Below are some records: retype them all exactly, but not the pictures.

Rows from a dataset:
▼

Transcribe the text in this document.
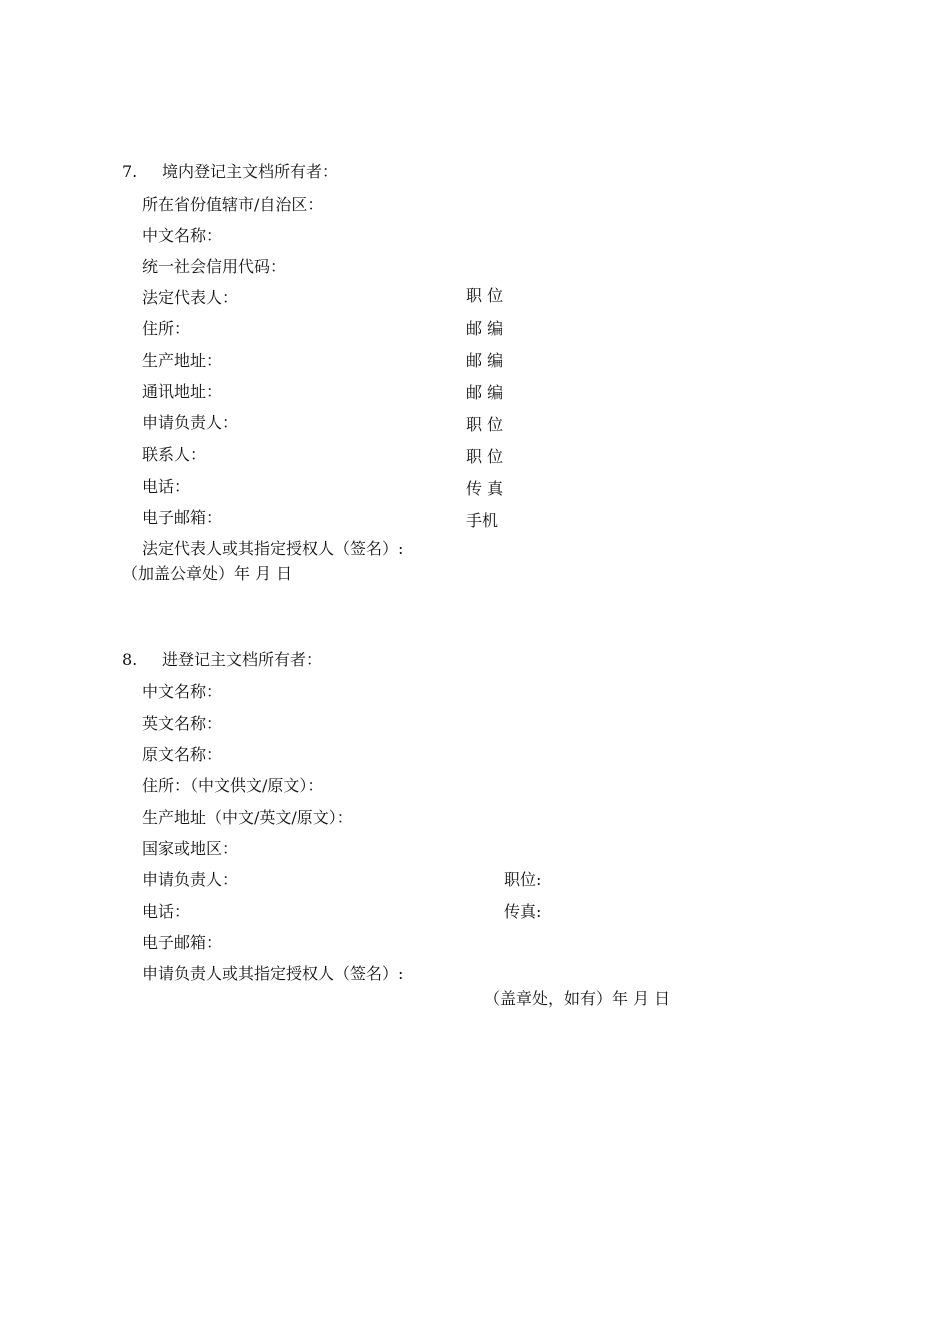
7. 境内登记主文档所有者：
所在省份值辖市/自治区：
中文名称：
统一社会信用代码：
法定代表人：	职 位
住所：	邮 编
生产地址：	邮 编
通讯地址：	邮 编
申请负责人：	职 位
联系人：	职 位
电话：	传 真
电子邮箱：	手机
法定代表人或其指定授权人（签名）:
（加盖公章处）年 月 日
8. 进登记主文档所有者：
中文名称：
英文名称：
原文名称：
住所：（中文供文/原文）：
生产地址（中文/英文/原文）：
国家或地区：
申请负责人：	职位:
电话：	传真:
电子邮箱：
申请负责人或其指定授权人（签名）:
（盖章处，如有）年 月 日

▲

Result for this exercise:
Transcribe the text in this document.
7. 境内登记主文档所有者：
所在省份值辖市/自治区：
中文名称：
统一社会信用代码：
法定代表人：	职 位
住所：	邮 编
生产地址：	邮 编
通讯地址：	邮 编
申请负责人：	职 位
联系人：	职 位
电话：	传 真
电子邮箱：	手机
法定代表人或其指定授权人（签名）:
（加盖公章处）年 月 日
8. 进登记主文档所有者：
中文名称：
英文名称：
原文名称：
住所：（中文供文/原文）：
生产地址（中文/英文/原文）：
国家或地区：
申请负责人：	职位:
电话：	传真:
电子邮箱：
申请负责人或其指定授权人（签名）:
（盖章处，如有）年 月 日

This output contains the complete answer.